---- Given data

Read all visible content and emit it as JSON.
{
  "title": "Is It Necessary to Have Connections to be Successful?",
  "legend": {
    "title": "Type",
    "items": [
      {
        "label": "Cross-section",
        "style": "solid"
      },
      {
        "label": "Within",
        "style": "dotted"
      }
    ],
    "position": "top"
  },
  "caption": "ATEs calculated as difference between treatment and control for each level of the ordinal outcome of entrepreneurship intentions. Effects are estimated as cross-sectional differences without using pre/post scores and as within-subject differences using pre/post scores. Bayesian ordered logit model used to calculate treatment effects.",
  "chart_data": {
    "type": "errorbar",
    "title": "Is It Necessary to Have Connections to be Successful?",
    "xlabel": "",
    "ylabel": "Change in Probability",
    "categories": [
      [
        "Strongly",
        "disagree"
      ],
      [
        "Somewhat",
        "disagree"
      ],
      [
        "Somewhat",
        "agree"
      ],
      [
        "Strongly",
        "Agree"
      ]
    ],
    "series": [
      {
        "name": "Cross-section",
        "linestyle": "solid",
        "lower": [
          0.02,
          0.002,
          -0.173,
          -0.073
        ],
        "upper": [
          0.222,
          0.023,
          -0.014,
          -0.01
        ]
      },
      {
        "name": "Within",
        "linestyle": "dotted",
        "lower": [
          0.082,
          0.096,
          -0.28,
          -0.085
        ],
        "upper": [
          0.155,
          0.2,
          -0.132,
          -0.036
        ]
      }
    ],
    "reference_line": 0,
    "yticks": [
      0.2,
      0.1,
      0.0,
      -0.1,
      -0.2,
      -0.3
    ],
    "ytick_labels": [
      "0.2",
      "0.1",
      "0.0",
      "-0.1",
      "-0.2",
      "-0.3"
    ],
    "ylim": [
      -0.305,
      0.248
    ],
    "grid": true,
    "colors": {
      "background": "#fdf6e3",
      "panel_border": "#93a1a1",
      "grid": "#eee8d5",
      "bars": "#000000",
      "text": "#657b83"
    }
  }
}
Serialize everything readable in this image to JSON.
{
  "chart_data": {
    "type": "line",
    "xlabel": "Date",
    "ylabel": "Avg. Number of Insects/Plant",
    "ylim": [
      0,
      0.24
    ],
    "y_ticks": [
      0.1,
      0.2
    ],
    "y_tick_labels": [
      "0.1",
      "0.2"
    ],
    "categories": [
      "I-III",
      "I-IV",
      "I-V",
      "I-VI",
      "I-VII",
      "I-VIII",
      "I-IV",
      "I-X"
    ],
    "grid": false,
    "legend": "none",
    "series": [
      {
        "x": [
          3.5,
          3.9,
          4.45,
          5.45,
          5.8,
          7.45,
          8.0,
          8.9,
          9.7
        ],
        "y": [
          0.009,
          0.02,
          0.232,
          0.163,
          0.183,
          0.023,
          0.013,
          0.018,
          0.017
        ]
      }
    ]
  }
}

--------

What you are asked to do: Restate the data above exactly, keeping each word as it stands.

Exercise solution:
Read all visible content and emit it as JSON.
{
  "title": "Is It Necessary to Have Connections to be Successful?",
  "legend": {
    "title": "Type",
    "items": [
      {
        "label": "Cross-section",
        "style": "solid"
      },
      {
        "label": "Within",
        "style": "dotted"
      }
    ],
    "position": "top"
  },
  "caption": "ATEs calculated as difference between treatment and control for each level of the ordinal outcome of entrepreneurship intentions. Effects are estimated as cross-sectional differences without using pre/post scores and as within-subject differences using pre/post scores. Bayesian ordered logit model used to calculate treatment effects.",
  "chart_data": {
    "type": "errorbar",
    "title": "Is It Necessary to Have Connections to be Successful?",
    "xlabel": "",
    "ylabel": "Change in Probability",
    "categories": [
      [
        "Strongly",
        "disagree"
      ],
      [
        "Somewhat",
        "disagree"
      ],
      [
        "Somewhat",
        "agree"
      ],
      [
        "Strongly",
        "Agree"
      ]
    ],
    "series": [
      {
        "name": "Cross-section",
        "linestyle": "solid",
        "lower": [
          0.02,
          0.002,
          -0.173,
          -0.073
        ],
        "upper": [
          0.222,
          0.023,
          -0.014,
          -0.01
        ]
      },
      {
        "name": "Within",
        "linestyle": "dotted",
        "lower": [
          0.082,
          0.096,
          -0.28,
          -0.085
        ],
        "upper": [
          0.155,
          0.2,
          -0.132,
          -0.036
        ]
      }
    ],
    "reference_line": 0,
    "yticks": [
      0.2,
      0.1,
      0.0,
      -0.1,
      -0.2,
      -0.3
    ],
    "ytick_labels": [
      "0.2",
      "0.1",
      "0.0",
      "-0.1",
      "-0.2",
      "-0.3"
    ],
    "ylim": [
      -0.305,
      0.248
    ],
    "grid": true,
    "colors": {
      "background": "#fdf6e3",
      "panel_border": "#93a1a1",
      "grid": "#eee8d5",
      "bars": "#000000",
      "text": "#657b83"
    }
  }
}
Serialize everything readable in this image to JSON.
{
  "chart_data": {
    "type": "line",
    "xlabel": "Date",
    "ylabel": "Avg. Number of Insects/Plant",
    "ylim": [
      0,
      0.24
    ],
    "y_ticks": [
      0.1,
      0.2
    ],
    "y_tick_labels": [
      "0.1",
      "0.2"
    ],
    "categories": [
      "I-III",
      "I-IV",
      "I-V",
      "I-VI",
      "I-VII",
      "I-VIII",
      "I-IV",
      "I-X"
    ],
    "grid": false,
    "legend": "none",
    "series": [
      {
        "x": [
          3.5,
          3.9,
          4.45,
          5.45,
          5.8,
          7.45,
          8.0,
          8.9,
          9.7
        ],
        "y": [
          0.009,
          0.02,
          0.232,
          0.163,
          0.183,
          0.023,
          0.013,
          0.018,
          0.017
        ]
      }
    ]
  }
}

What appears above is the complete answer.